Write out every entry, unchanged. Skip any picture.

Data entries for graphics:
++++++++
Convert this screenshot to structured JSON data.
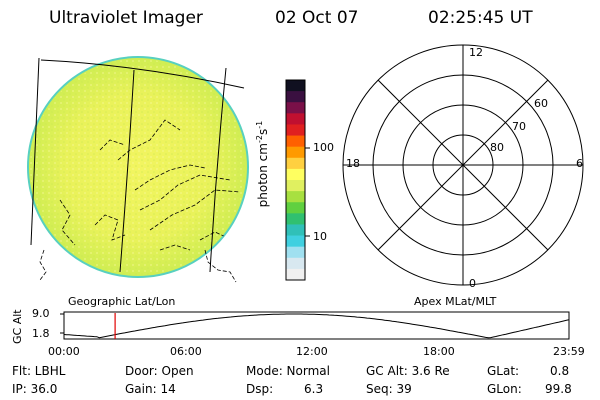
{
  "header": {
    "instrument": "Ultraviolet Imager",
    "date": "02 Oct 07",
    "time": "02:25:45 UT"
  },
  "image_panel": {
    "label": "Geographic Lat/Lon"
  },
  "colorbar": {
    "unit_label": "photon cm",
    "unit_exp1": "-2",
    "unit_mid": "s",
    "unit_exp2": "-1",
    "ticks": [
      "100",
      "10"
    ],
    "colors_top_to_bottom": [
      "#101020",
      "#3a1040",
      "#7a1048",
      "#c01030",
      "#e02020",
      "#ff6000",
      "#ff9a00",
      "#ffd040",
      "#ffff60",
      "#e0f060",
      "#a8e040",
      "#60d040",
      "#30c070",
      "#30c0b8",
      "#40d0e0",
      "#a0e0f0",
      "#d8e8f0",
      "#f0f0f0"
    ]
  },
  "polar_plot": {
    "label": "Apex MLat/MLT",
    "mlt_labels": {
      "top": "12",
      "right": "6",
      "bottom": "0",
      "left": "18"
    },
    "lat_labels": [
      "60",
      "70",
      "80"
    ]
  },
  "altitude_plot": {
    "ylabel": "GC Alt",
    "yticks": [
      "9.0",
      "1.8"
    ],
    "xticks": [
      "00:00",
      "06:00",
      "12:00",
      "18:00",
      "23:59"
    ],
    "current_time_marker_hours": 2.43,
    "curve_color": "#000000",
    "marker_color": "#e00000"
  },
  "status": {
    "filter": "Flt: LBHL",
    "door": "Door: Open",
    "mode": "Mode: Normal",
    "gc_alt": "GC Alt: 3.6 Re",
    "glat": "GLat:",
    "glat_val": "0.8",
    "ip": "IP: 36.0",
    "gain": "Gain: 14",
    "dsp": "Dsp:",
    "dsp_val": "6.3",
    "seq": "Seq: 39",
    "glon": "GLon:",
    "glon_val": "99.8"
  }
}
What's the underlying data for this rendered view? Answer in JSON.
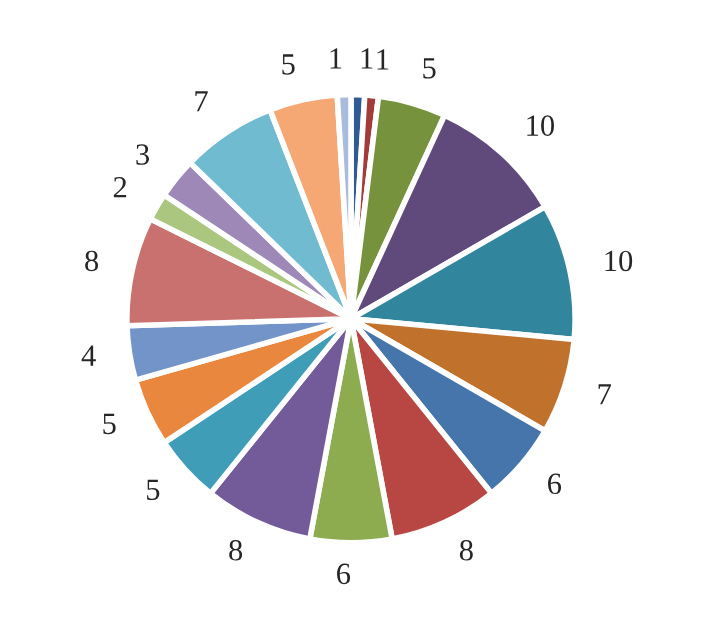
{
  "chart_data": {
    "type": "pie",
    "categories": [
      null,
      null,
      null,
      null,
      null,
      null,
      null,
      null,
      null,
      null,
      null,
      null,
      null,
      null,
      null,
      null,
      null,
      null,
      null
    ],
    "values": [
      1,
      1,
      5,
      10,
      10,
      7,
      6,
      8,
      6,
      8,
      5,
      5,
      4,
      8,
      2,
      3,
      7,
      5,
      1
    ],
    "colors": [
      "#2f5a93",
      "#a33b39",
      "#76923c",
      "#5f4a7b",
      "#31859c",
      "#c0722d",
      "#4675ac",
      "#b84643",
      "#8cac4f",
      "#735a99",
      "#3f9db8",
      "#e8873d",
      "#7394c8",
      "#c9716f",
      "#abc67f",
      "#9d88b7",
      "#71bbd0",
      "#f5a774",
      "#a9bcde"
    ],
    "data_labels": true
  }
}
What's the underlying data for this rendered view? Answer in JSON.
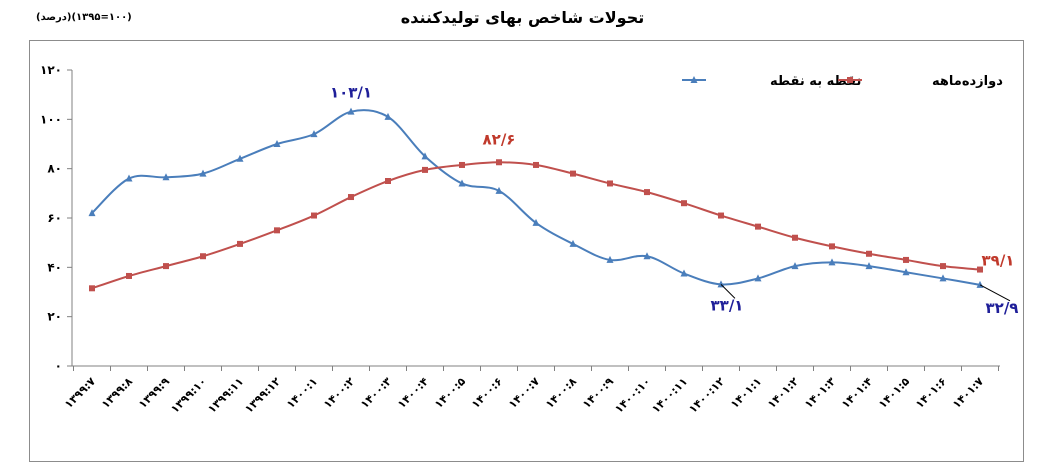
{
  "header": {
    "title": "تحولات شاخص بهای تولیدکننده",
    "base_note": "(درصد)(۱۰۰=۱۳۹۵)"
  },
  "chart_data": {
    "type": "line",
    "categories": [
      "۱۳۹۹:۷",
      "۱۳۹۹:۸",
      "۱۳۹۹:۹",
      "۱۳۹۹:۱۰",
      "۱۳۹۹:۱۱",
      "۱۳۹۹:۱۲",
      "۱۴۰۰:۱",
      "۱۴۰۰:۲",
      "۱۴۰۰:۳",
      "۱۴۰۰:۴",
      "۱۴۰۰:۵",
      "۱۴۰۰:۶",
      "۱۴۰۰:۷",
      "۱۴۰۰:۸",
      "۱۴۰۰:۹",
      "۱۴۰۰:۱۰",
      "۱۴۰۰:۱۱",
      "۱۴۰۰:۱۲",
      "۱۴۰۱:۱",
      "۱۴۰۱:۲",
      "۱۴۰۱:۳",
      "۱۴۰۱:۴",
      "۱۴۰۱:۵",
      "۱۴۰۱:۶",
      "۱۴۰۱:۷"
    ],
    "series": [
      {
        "name": "نقطه به نقطه",
        "color": "#4a7ebb",
        "marker": "triangle",
        "values": [
          62,
          76,
          76.5,
          78,
          84,
          90,
          94,
          103.1,
          101,
          85,
          74,
          71,
          58,
          49.5,
          43,
          44.5,
          37.5,
          33.1,
          35.5,
          40.5,
          42,
          40.5,
          38,
          35.5,
          32.9
        ]
      },
      {
        "name": "دوازده‌ماهه",
        "color": "#c0504d",
        "marker": "square",
        "values": [
          31.5,
          36.5,
          40.5,
          44.5,
          49.5,
          55,
          61,
          68.5,
          75,
          79.5,
          81.5,
          82.6,
          81.5,
          78,
          74,
          70.5,
          66,
          61,
          56.5,
          52,
          48.5,
          45.5,
          43,
          40.5,
          39.1
        ]
      }
    ],
    "ylim": [
      0,
      120
    ],
    "yticks": [
      "۰",
      "۲۰",
      "۴۰",
      "۶۰",
      "۸۰",
      "۱۰۰",
      "۱۲۰"
    ],
    "grid": false,
    "legend_position": "top-right",
    "annotations": [
      {
        "text": "۱۰۳/۱",
        "series": 0,
        "index": 7,
        "color": "#1f1f99"
      },
      {
        "text": "۸۲/۶",
        "series": 1,
        "index": 11,
        "color": "#c0392b"
      },
      {
        "text": "۳۳/۱",
        "series": 0,
        "index": 17,
        "color": "#1f1f99"
      },
      {
        "text": "۳۹/۱",
        "series": 1,
        "index": 24,
        "color": "#c0392b"
      },
      {
        "text": "۳۲/۹",
        "series": 0,
        "index": 24,
        "color": "#1f1f99"
      }
    ]
  }
}
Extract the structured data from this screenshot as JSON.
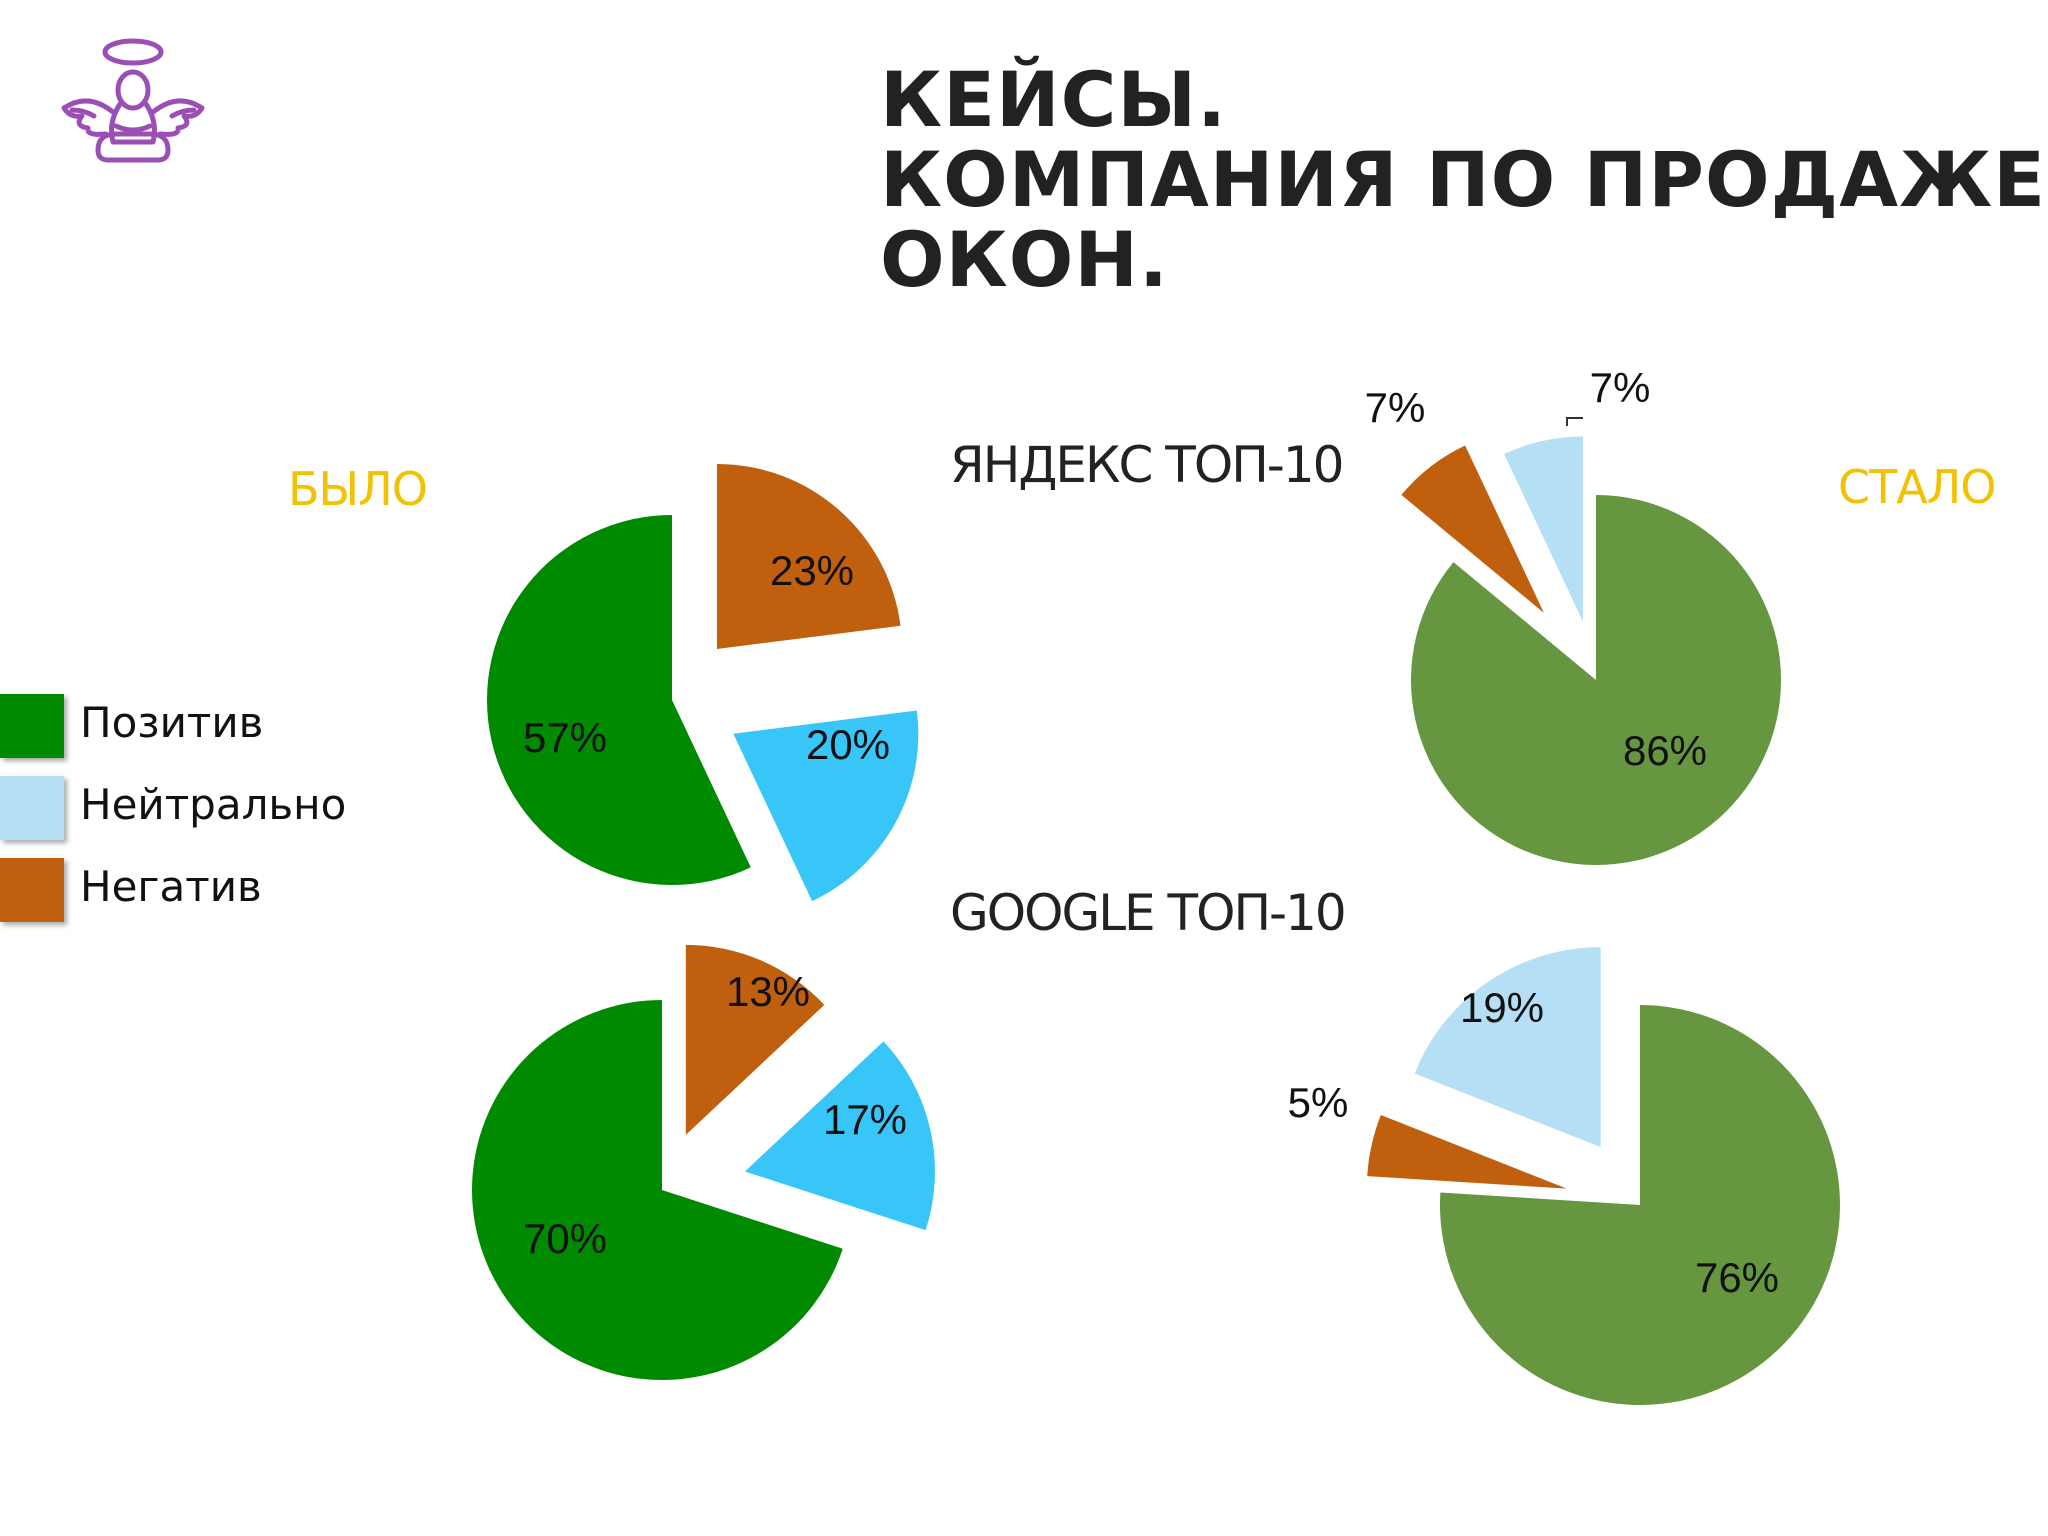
++++++++
● **RESULT OF THE TASK**
Convert this screenshot to structured JSON data.
{
  "header": {
    "instrument": "Ultraviolet Imager",
    "date": "02 Oct 07",
    "time": "02:25:45 UT"
  },
  "image_panel": {
    "label": "Geographic Lat/Lon"
  },
  "colorbar": {
    "unit_label": "photon cm",
    "unit_exp1": "-2",
    "unit_mid": "s",
    "unit_exp2": "-1",
    "ticks": [
      "100",
      "10"
    ],
    "colors_top_to_bottom": [
      "#101020",
      "#3a1040",
      "#7a1048",
      "#c01030",
      "#e02020",
      "#ff6000",
      "#ff9a00",
      "#ffd040",
      "#ffff60",
      "#e0f060",
      "#a8e040",
      "#60d040",
      "#30c070",
      "#30c0b8",
      "#40d0e0",
      "#a0e0f0",
      "#d8e8f0",
      "#f0f0f0"
    ]
  },
  "polar_plot": {
    "label": "Apex MLat/MLT",
    "mlt_labels": {
      "top": "12",
      "right": "6",
      "bottom": "0",
      "left": "18"
    },
    "lat_labels": [
      "60",
      "70",
      "80"
    ]
  },
  "altitude_plot": {
    "ylabel": "GC Alt",
    "yticks": [
      "9.0",
      "1.8"
    ],
    "xticks": [
      "00:00",
      "06:00",
      "12:00",
      "18:00",
      "23:59"
    ],
    "current_time_marker_hours": 2.43,
    "curve_color": "#000000",
    "marker_color": "#e00000"
  },
  "status": {
    "filter": "Flt: LBHL",
    "door": "Door: Open",
    "mode": "Mode: Normal",
    "gc_alt": "GC Alt: 3.6 Re",
    "glat": "GLat:",
    "glat_val": "0.8",
    "ip": "IP: 36.0",
    "gain": "Gain: 14",
    "dsp": "Dsp:",
    "dsp_val": "6.3",
    "seq": "Seq: 39",
    "glon": "GLon:",
    "glon_val": "99.8"
  }
}
What's the underlying data for this rendered view? Answer in JSON.
{
  "chart_data": {
    "type": "pie",
    "categories": [
      null,
      null,
      null,
      null,
      null,
      null,
      null,
      null,
      null,
      null,
      null,
      null,
      null,
      null,
      null,
      null,
      null,
      null,
      null
    ],
    "values": [
      1,
      1,
      5,
      10,
      10,
      7,
      6,
      8,
      6,
      8,
      5,
      5,
      4,
      8,
      2,
      3,
      7,
      5,
      1
    ],
    "colors": [
      "#2f5a93",
      "#a33b39",
      "#76923c",
      "#5f4a7b",
      "#31859c",
      "#c0722d",
      "#4675ac",
      "#b84643",
      "#8cac4f",
      "#735a99",
      "#3f9db8",
      "#e8873d",
      "#7394c8",
      "#c9716f",
      "#abc67f",
      "#9d88b7",
      "#71bbd0",
      "#f5a774",
      "#a9bcde"
    ],
    "data_labels": true
  }
}
What's the underlying data for this rendered view? Answer in JSON.
{
  "header": {
    "title": "تحولات شاخص بهای تولیدکننده",
    "base_note": "(درصد)(۱۰۰=۱۳۹۵)"
  },
  "chart_data": {
    "type": "line",
    "categories": [
      "۱۳۹۹:۷",
      "۱۳۹۹:۸",
      "۱۳۹۹:۹",
      "۱۳۹۹:۱۰",
      "۱۳۹۹:۱۱",
      "۱۳۹۹:۱۲",
      "۱۴۰۰:۱",
      "۱۴۰۰:۲",
      "۱۴۰۰:۳",
      "۱۴۰۰:۴",
      "۱۴۰۰:۵",
      "۱۴۰۰:۶",
      "۱۴۰۰:۷",
      "۱۴۰۰:۸",
      "۱۴۰۰:۹",
      "۱۴۰۰:۱۰",
      "۱۴۰۰:۱۱",
      "۱۴۰۰:۱۲",
      "۱۴۰۱:۱",
      "۱۴۰۱:۲",
      "۱۴۰۱:۳",
      "۱۴۰۱:۴",
      "۱۴۰۱:۵",
      "۱۴۰۱:۶",
      "۱۴۰۱:۷"
    ],
    "series": [
      {
        "name": "نقطه به نقطه",
        "color": "#4a7ebb",
        "marker": "triangle",
        "values": [
          62,
          76,
          76.5,
          78,
          84,
          90,
          94,
          103.1,
          101,
          85,
          74,
          71,
          58,
          49.5,
          43,
          44.5,
          37.5,
          33.1,
          35.5,
          40.5,
          42,
          40.5,
          38,
          35.5,
          32.9
        ]
      },
      {
        "name": "دوازده‌ماهه",
        "color": "#c0504d",
        "marker": "square",
        "values": [
          31.5,
          36.5,
          40.5,
          44.5,
          49.5,
          55,
          61,
          68.5,
          75,
          79.5,
          81.5,
          82.6,
          81.5,
          78,
          74,
          70.5,
          66,
          61,
          56.5,
          52,
          48.5,
          45.5,
          43,
          40.5,
          39.1
        ]
      }
    ],
    "ylim": [
      0,
      120
    ],
    "yticks": [
      "۰",
      "۲۰",
      "۴۰",
      "۶۰",
      "۸۰",
      "۱۰۰",
      "۱۲۰"
    ],
    "grid": false,
    "legend_position": "top-right",
    "annotations": [
      {
        "text": "۱۰۳/۱",
        "series": 0,
        "index": 7,
        "color": "#1f1f99"
      },
      {
        "text": "۸۲/۶",
        "series": 1,
        "index": 11,
        "color": "#c0392b"
      },
      {
        "text": "۳۳/۱",
        "series": 0,
        "index": 17,
        "color": "#1f1f99"
      },
      {
        "text": "۳۹/۱",
        "series": 1,
        "index": 24,
        "color": "#c0392b"
      },
      {
        "text": "۳۲/۹",
        "series": 0,
        "index": 24,
        "color": "#1f1f99"
      }
    ]
  }
}
Extract the structured data from this screenshot as JSON.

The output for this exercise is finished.